(Exercise passage Opens)
In 1276, following their great victory over the Lombard triarchs of Negroponte at the Battle of Demetrias, the Byzantines renewed their offensive in Euboea. Licario attacked his native Karystos, seat of the southern triarchy, and took it, after a long siege, in the same year. For this success, he was rewarded by Michael VIII with the whole island as a fief, and a noble Greek wife with a rich dowry. In turn, Licario pledged to provide 200 knights to the Emperor. Gradually, Licario reduced the Latin strongholds on the island, until, by 1278, he had seized almost all of it except for the capital, the city of Negroponte (Chalkis).

For his successes, Licario was rewarded with the post of megas konostaulos, head of the Latin mercenaries, and eventually appointed as megas doux after Philanthropenos's death in c. 1276; the first foreigner to be thus honoured. He commanded the Byzantine navy in a series of expeditions against the Latin-held Aegean islands. The first to fall was Skopelos, whose fortress was believed to be impregnable. Licario, however, knew that it lacked water supplies. Thus, he attacked it during the hot and dry summer of 1277 and forced its surrender. Its lord, Filippo Ghisi, was captured and sent to Constantinople; his other possessions, the islands of Skyros, Skiathos and Amorgos, were also taken soon after. After that, Licario went on to capture the islands of Kythera and Antikythera off the southern coast of the Morea, and later Kea, Astypalaia, and Santorini in the Cyclades. The great island of Lemnos was also captured, although its lord, Paolo Navigajoso, withstood a three-year siege before surrendering.

Finally, in late 1279 or early 1280, he returned to Euboea, landing in the northern town of Oreos and moving south towards Negroponte. His forces by now included many Spanish and Catalan mercenaries (the first time the latter are mentioned in Greece) and even former adherents of Manfred of Sicily, who had fled to Greece after Manfred's defeat and death at the hands of Charles of Anjou. As he reached Negroponte, the triarch Giberto II da Verona, Felisa's brother, and John I de la Roche, the Duke of Athens, who were present at the city, rode out with their forces to meet him. The two armies met at the village of Vatondas, northeast of Negroponte. The battle resulted in a major victory for Licario: John de la Roche was unhorsed and captured, while Giberto was either killed (according to Sanudo) or captured and taken along with de la Roche as a prisoner to Constantinople, where, according to Nikephoros Gregoras, the sight of the hated renegade, moving triumphantly among the assembled Byzantine court, caused him to drop dead.
(Exercise passage Closes)
(Extracted entries Opens)
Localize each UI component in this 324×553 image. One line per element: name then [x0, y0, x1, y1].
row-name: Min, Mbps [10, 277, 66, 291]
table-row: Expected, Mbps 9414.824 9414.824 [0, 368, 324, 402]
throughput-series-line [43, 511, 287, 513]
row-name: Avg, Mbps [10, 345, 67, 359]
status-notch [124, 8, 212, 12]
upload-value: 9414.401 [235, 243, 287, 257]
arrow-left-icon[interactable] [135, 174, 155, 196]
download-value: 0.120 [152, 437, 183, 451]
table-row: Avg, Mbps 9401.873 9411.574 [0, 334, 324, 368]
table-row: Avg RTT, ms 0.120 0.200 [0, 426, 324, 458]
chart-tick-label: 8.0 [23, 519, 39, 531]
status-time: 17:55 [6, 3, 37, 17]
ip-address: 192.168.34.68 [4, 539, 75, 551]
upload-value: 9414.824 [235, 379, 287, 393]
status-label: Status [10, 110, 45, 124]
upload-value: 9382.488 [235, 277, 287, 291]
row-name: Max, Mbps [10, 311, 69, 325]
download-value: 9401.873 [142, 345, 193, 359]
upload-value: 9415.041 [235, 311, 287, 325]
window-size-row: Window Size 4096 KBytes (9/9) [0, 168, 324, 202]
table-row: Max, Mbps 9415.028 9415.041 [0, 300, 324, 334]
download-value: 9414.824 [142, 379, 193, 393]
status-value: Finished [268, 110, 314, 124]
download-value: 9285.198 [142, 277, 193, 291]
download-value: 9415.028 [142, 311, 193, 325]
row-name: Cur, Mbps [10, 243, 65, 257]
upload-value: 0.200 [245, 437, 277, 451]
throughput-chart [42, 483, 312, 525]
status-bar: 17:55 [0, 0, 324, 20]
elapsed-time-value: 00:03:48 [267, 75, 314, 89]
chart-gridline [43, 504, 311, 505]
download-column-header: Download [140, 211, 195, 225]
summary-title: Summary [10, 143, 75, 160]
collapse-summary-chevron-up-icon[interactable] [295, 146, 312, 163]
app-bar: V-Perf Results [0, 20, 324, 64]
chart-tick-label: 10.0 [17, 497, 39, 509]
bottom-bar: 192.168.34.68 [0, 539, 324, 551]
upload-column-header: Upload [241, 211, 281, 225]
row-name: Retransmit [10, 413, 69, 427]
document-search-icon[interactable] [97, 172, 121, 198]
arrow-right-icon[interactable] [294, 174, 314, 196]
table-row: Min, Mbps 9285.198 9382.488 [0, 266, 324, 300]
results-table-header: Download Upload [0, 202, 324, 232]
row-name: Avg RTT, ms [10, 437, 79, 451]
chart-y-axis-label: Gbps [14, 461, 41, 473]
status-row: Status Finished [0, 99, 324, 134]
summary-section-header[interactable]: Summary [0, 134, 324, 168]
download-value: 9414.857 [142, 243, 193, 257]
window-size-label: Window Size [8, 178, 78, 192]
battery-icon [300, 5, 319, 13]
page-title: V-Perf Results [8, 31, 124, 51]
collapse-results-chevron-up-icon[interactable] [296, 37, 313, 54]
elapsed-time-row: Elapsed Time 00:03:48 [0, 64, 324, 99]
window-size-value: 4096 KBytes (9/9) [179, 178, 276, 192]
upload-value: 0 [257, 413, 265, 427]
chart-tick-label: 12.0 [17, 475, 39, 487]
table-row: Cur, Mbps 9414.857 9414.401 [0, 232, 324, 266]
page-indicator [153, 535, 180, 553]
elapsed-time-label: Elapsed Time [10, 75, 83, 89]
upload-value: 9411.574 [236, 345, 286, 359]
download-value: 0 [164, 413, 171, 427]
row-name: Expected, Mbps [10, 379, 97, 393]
(Extracted entries Closes)
• **Problems to work on**
(1) In the Licario passage, what did Licario know about the fortress of Skopelos?
(2) Please return the part of the Licario passage from "In 1276, following" to "of Negroponte (Chalkis).", copied word for word.

• **Your responses**
(1) He knew that it lacked water supplies.

(2)
In 1276, following their great victory over the Lombard triarchs of Negroponte at the Battle of Demetrias, the Byzantines renewed their offensive in Euboea. Licario attacked his native Karystos, seat of the southern triarchy, and took it, after a long siege, in the same year. For this success, he was rewarded by Michael VIII with the whole island as a fief, and a noble Greek wife with a rich dowry. In turn, Licario pledged to provide 200 knights to the Emperor. Gradually, Licario reduced the Latin strongholds on the island, until, by 1278, he had seized almost all of it except for the capital, the city of Negroponte (Chalkis).